DO THIS
Read the lines that follow and pick out every one containing the word "icon".

DATA TO PROCESS
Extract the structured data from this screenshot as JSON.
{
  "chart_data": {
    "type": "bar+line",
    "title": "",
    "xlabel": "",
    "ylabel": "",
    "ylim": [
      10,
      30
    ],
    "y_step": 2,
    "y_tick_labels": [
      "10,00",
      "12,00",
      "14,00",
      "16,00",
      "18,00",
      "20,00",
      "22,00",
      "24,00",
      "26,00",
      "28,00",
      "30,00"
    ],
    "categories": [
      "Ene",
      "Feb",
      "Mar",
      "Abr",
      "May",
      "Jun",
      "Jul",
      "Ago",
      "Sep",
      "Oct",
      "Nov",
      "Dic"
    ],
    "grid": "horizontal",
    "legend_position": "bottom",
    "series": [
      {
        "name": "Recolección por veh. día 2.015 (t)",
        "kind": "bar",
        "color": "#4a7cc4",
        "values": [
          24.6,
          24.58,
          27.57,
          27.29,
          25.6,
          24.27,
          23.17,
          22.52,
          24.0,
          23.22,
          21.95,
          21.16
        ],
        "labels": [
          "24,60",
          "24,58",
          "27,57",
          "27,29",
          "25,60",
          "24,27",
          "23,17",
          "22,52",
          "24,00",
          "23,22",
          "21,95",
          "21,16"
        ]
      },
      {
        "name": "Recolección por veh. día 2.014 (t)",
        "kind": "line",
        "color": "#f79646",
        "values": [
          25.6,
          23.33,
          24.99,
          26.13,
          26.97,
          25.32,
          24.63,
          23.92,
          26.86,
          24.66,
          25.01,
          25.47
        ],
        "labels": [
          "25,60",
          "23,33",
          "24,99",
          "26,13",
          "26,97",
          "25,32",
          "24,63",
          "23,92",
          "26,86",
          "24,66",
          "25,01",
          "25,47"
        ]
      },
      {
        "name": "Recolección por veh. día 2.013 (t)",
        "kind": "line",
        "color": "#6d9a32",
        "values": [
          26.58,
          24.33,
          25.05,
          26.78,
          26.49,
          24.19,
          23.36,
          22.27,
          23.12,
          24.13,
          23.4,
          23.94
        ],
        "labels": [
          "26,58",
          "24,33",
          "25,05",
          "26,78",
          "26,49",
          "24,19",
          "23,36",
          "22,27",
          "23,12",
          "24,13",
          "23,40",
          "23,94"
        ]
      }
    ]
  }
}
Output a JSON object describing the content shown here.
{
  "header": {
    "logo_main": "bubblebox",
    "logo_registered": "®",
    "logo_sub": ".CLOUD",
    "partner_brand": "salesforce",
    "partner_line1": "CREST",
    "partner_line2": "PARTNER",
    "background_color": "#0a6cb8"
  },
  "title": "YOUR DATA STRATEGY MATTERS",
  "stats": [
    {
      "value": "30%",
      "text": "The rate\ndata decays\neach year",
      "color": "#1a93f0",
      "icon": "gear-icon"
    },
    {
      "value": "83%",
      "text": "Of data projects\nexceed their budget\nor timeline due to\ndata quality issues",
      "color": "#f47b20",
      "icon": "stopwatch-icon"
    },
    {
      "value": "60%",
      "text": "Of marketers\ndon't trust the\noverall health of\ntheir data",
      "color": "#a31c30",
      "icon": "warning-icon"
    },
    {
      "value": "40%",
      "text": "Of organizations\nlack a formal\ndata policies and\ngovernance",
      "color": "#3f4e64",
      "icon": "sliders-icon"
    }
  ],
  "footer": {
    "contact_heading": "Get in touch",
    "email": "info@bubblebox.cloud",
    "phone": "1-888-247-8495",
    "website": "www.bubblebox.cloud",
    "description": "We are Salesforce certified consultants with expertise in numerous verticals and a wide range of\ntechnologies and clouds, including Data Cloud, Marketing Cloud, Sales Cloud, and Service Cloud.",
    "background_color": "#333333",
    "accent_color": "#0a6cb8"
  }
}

==

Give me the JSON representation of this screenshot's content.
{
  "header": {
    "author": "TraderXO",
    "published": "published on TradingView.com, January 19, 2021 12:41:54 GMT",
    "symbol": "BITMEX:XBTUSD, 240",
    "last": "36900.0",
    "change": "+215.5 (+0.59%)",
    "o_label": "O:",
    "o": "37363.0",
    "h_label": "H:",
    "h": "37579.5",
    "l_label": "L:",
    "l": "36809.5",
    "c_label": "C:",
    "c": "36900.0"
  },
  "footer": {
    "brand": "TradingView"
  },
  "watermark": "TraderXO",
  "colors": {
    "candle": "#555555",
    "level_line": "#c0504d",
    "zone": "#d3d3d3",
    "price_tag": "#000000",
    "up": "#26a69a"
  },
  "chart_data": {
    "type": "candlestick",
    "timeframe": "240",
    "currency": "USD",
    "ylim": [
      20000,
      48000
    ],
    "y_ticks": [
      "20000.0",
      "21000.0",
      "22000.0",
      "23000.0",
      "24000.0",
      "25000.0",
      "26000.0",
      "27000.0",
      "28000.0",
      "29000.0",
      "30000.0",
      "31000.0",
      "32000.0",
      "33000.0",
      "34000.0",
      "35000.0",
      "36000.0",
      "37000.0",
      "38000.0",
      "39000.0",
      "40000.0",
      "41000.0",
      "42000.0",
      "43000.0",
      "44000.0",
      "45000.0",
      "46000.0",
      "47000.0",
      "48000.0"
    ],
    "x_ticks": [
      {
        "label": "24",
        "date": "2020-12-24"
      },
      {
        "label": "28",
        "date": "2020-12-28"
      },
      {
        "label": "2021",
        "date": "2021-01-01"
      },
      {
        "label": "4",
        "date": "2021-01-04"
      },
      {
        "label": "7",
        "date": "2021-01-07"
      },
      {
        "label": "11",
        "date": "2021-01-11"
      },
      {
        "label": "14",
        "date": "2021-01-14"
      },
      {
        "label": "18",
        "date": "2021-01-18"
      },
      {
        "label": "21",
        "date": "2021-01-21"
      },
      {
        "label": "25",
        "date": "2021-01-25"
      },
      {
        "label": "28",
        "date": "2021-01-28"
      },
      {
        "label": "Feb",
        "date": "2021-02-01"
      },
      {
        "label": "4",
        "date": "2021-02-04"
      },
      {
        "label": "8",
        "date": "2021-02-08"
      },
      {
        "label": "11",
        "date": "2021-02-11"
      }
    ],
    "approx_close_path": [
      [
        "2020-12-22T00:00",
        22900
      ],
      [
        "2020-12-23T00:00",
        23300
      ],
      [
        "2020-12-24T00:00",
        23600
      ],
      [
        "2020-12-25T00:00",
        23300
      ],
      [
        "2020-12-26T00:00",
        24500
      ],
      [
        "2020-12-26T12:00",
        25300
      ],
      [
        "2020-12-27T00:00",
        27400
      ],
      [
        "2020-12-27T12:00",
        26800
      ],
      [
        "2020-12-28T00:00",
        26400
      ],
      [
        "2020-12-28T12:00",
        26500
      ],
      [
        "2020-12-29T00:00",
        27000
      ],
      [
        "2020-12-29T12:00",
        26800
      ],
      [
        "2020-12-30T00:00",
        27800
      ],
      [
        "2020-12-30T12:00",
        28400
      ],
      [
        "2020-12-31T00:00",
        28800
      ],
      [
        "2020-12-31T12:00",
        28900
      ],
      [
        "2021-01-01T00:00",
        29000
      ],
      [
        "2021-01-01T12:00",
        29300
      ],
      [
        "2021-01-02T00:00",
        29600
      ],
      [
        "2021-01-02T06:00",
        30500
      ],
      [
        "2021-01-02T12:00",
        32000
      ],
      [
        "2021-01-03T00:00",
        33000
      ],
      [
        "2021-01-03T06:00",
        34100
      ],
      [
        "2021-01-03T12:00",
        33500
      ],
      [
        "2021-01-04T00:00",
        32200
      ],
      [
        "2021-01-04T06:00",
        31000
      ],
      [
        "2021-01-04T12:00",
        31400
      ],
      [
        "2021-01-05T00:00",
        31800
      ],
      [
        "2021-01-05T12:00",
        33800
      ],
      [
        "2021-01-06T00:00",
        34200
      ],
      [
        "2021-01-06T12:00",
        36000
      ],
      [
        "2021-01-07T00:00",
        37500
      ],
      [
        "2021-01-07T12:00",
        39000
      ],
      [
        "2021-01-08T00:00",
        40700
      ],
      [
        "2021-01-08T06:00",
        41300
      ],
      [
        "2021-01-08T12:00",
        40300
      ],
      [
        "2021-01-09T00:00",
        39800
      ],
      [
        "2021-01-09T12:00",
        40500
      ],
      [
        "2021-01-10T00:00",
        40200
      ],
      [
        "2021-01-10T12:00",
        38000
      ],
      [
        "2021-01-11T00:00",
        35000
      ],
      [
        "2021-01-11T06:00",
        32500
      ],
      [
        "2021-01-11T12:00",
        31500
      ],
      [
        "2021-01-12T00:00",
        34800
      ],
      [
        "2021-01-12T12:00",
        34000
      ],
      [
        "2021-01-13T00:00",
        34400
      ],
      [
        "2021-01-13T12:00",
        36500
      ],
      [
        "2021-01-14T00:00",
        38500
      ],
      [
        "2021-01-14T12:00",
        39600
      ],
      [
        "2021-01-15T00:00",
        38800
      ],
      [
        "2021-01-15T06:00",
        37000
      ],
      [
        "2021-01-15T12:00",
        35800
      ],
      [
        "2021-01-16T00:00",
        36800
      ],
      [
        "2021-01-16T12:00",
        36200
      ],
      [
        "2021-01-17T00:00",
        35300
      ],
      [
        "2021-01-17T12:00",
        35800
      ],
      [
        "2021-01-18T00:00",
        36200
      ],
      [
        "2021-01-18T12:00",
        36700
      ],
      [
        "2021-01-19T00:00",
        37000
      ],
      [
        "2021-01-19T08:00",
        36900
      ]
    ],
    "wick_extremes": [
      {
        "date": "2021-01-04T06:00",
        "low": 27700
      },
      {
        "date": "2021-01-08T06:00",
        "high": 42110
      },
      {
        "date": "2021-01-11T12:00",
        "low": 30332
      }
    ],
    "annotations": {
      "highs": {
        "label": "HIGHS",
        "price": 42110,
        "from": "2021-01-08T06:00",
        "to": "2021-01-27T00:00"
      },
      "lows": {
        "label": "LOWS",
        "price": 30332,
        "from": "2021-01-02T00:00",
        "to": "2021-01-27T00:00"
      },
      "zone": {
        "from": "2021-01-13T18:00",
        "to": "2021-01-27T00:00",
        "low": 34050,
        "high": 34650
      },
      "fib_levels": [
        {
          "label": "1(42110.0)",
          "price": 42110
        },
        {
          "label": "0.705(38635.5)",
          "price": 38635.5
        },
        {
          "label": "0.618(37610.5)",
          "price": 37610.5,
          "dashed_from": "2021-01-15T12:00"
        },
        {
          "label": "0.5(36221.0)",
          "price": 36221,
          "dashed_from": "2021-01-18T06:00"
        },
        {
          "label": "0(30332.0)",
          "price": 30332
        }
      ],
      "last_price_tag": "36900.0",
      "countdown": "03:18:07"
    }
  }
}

COMPLETE RESPONSE
      "icon": "gear-icon"
      "icon": "stopwatch-icon"
      "icon": "warning-icon"
      "icon": "sliders-icon"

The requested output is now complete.